_The problem_
Copy, from the entries below, each line where the word "input" can be found.

Stored data
::::::::::
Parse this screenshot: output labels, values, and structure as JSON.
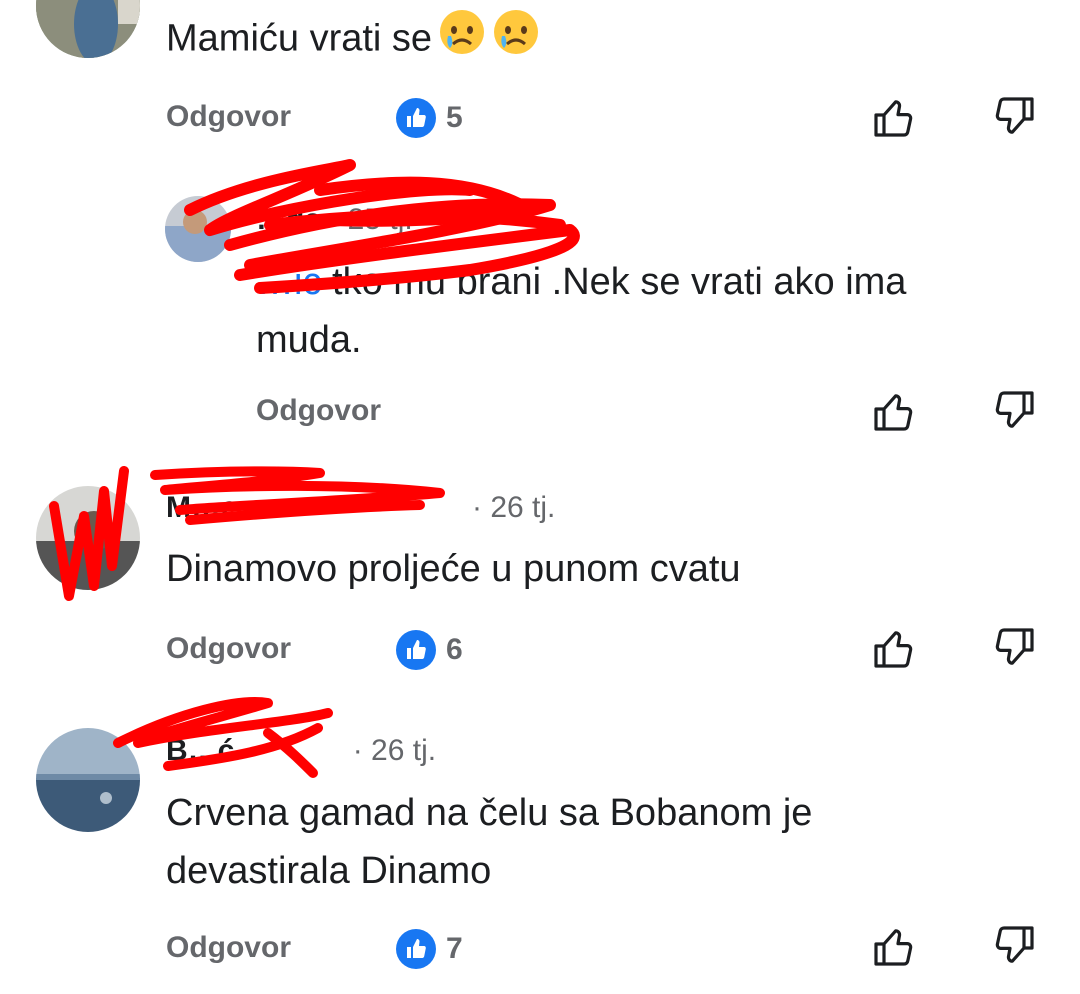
{
  "colors": {
    "accent": "#1877f2",
    "muted": "#65676b",
    "text": "#1c1e21",
    "redaction": "#ff0000"
  },
  "comments": [
    {
      "author": "",
      "time": "",
      "text": "Mamiću vrati se",
      "emojis": [
        "crying-face-emoji",
        "crying-face-emoji"
      ],
      "reply_label": "Odgovor",
      "likes": "5"
    },
    {
      "author": "…da",
      "time": "· 25 tj.",
      "mention": "…ic",
      "text": " tko mu brani .Nek se vrati ako ima muda.",
      "reply_label": "Odgovor"
    },
    {
      "author": "M…c",
      "time": "· 26 tj.",
      "text": "Dinamovo proljeće u punom cvatu",
      "reply_label": "Odgovor",
      "likes": "6"
    },
    {
      "author": "B…ć",
      "time": "· 26 tj.",
      "text": "Crvena gamad na čelu sa Bobanom je devastirala Dinamo",
      "reply_label": "Odgovor",
      "likes": "7"
    }
  ],
  "icons": {
    "like": "thumbs-up-icon",
    "dislike": "thumbs-down-icon",
    "reaction": "like-reaction-icon"
  }
}
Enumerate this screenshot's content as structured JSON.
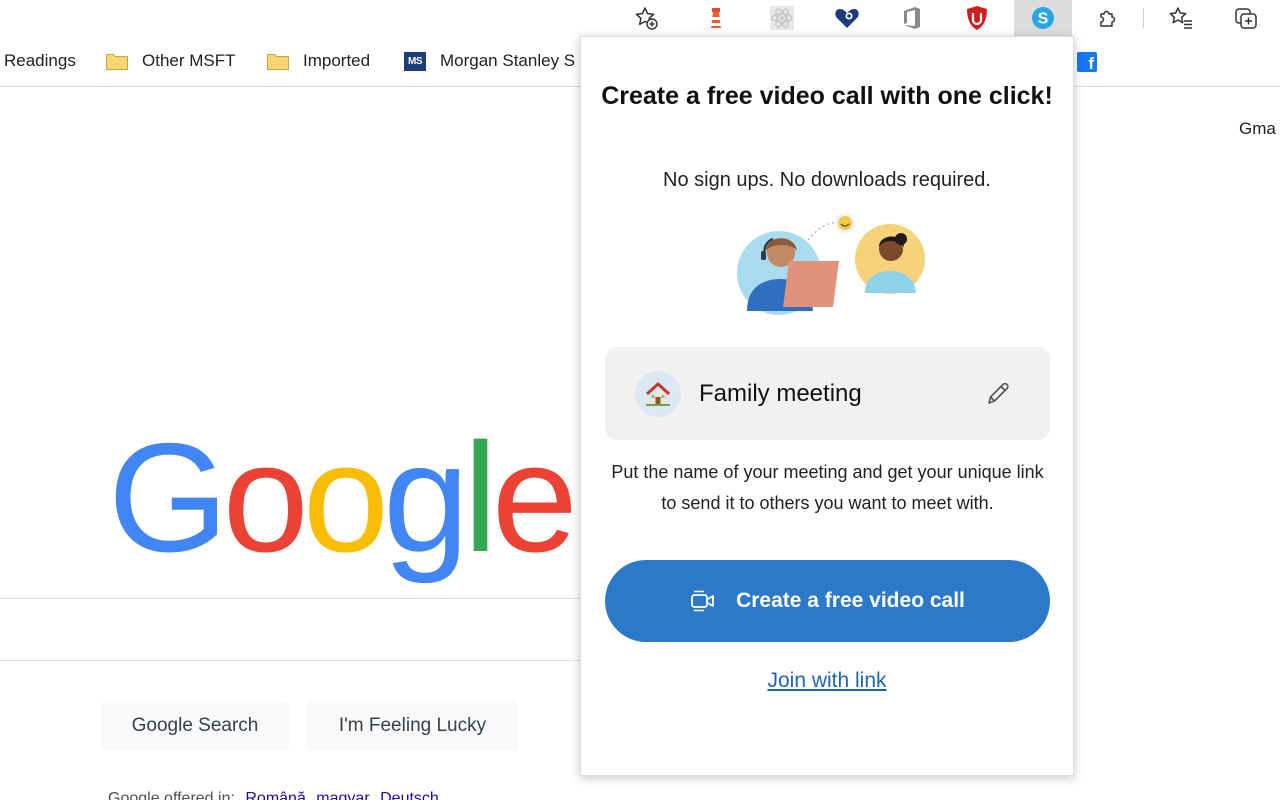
{
  "toolbar": {
    "icons": [
      "star-add-icon",
      "lighthouse-icon",
      "react-devtools-icon",
      "heart-extension-icon",
      "office-icon",
      "ublock-icon",
      "skype-icon",
      "extensions-puzzle-icon",
      "favorites-icon",
      "collections-icon"
    ]
  },
  "bookmarks": {
    "items": [
      {
        "label": "Readings"
      },
      {
        "label": "Other MSFT"
      },
      {
        "label": "Imported"
      },
      {
        "label": "Morgan Stanley S",
        "badge": "MS"
      }
    ],
    "facebook_glyph": "f"
  },
  "google": {
    "gmail_label": "Gma",
    "logo_letters": [
      "G",
      "o",
      "o",
      "g",
      "l",
      "e"
    ],
    "logo_colors": [
      "#4285f4",
      "#ea4335",
      "#fbbc05",
      "#4285f4",
      "#34a853",
      "#ea4335"
    ],
    "search_button": "Google Search",
    "lucky_button": "I'm Feeling Lucky",
    "offered_in": "Google offered in:",
    "languages": [
      "Română",
      "magyar",
      "Deutsch"
    ]
  },
  "popup": {
    "title": "Create a free video call with one click!",
    "subtitle": "No sign ups. No downloads required.",
    "meeting_name": "Family meeting",
    "description": "Put the name of your meeting and get your unique link to send it to others you want to meet with.",
    "create_button": "Create a free video call",
    "join_link": "Join with link",
    "accent_color": "#2d79c9",
    "link_color": "#1f64b8"
  }
}
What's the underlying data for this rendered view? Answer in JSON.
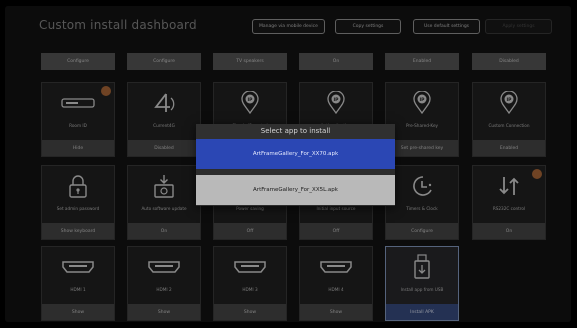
{
  "header": {
    "title": "Custom install dashboard",
    "buttons": [
      {
        "label": "Manage via mobile device",
        "enabled": true
      },
      {
        "label": "Copy settings",
        "enabled": true
      },
      {
        "label": "Use default settings",
        "enabled": true
      },
      {
        "label": "Apply settings",
        "enabled": false
      }
    ]
  },
  "top_bar": [
    "Configure",
    "Configure",
    "TV speakers",
    "On",
    "Enabled",
    "Disabled"
  ],
  "row1": [
    {
      "icon": "set-top-box-icon",
      "name": "Room ID",
      "button": "Hide",
      "badge": true
    },
    {
      "icon": "4g-icon",
      "name": "Current4G",
      "button": "Disabled"
    },
    {
      "icon": "ip-pin-icon",
      "name": "Simple IP control",
      "button": "Disabled"
    },
    {
      "icon": "ip-pin-icon",
      "name": "Authentication",
      "button": "Enabled"
    },
    {
      "icon": "ip-pin-icon",
      "name": "Pre-Shared-Key",
      "button": "Set pre-shared key"
    },
    {
      "icon": "ip-pin-icon",
      "name": "Custom Connection",
      "button": "Enabled"
    }
  ],
  "row2": [
    {
      "icon": "lock-icon",
      "name": "Set admin password",
      "button": "Show keyboard"
    },
    {
      "icon": "software-update-icon",
      "name": "Auto software update",
      "button": "On"
    },
    {
      "icon": "power-icon",
      "name": "Power saving",
      "button": "Off"
    },
    {
      "icon": "input-source-icon",
      "name": "Initial input source",
      "button": "Off"
    },
    {
      "icon": "timer-clock-icon",
      "name": "Timers & Clock",
      "button": "Configure"
    },
    {
      "icon": "rs232-arrows-icon",
      "name": "RS232C control",
      "button": "On",
      "badge": true
    }
  ],
  "row3": [
    {
      "icon": "hdmi-icon",
      "name": "HDMI 1",
      "button": "Show"
    },
    {
      "icon": "hdmi-icon",
      "name": "HDMI 2",
      "button": "Show"
    },
    {
      "icon": "hdmi-icon",
      "name": "HDMI 3",
      "button": "Show"
    },
    {
      "icon": "hdmi-icon",
      "name": "HDMI 4",
      "button": "Show"
    },
    {
      "icon": "usb-install-icon",
      "name": "Install app from USB",
      "button": "Install APK",
      "selected": true
    }
  ],
  "dialog": {
    "title": "Select app to install",
    "options": [
      "ArtFrameGallery_For_XX70.apk",
      "ArtFrameGallery_For_XX5L.apk"
    ],
    "selected_index": 0
  },
  "colors": {
    "accent_blue": "#2b47b4",
    "badge_orange": "#b46d3a"
  }
}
::::::::::
_Response to this task_
      "icon": "input-source-icon",
      "name": "Initial input source",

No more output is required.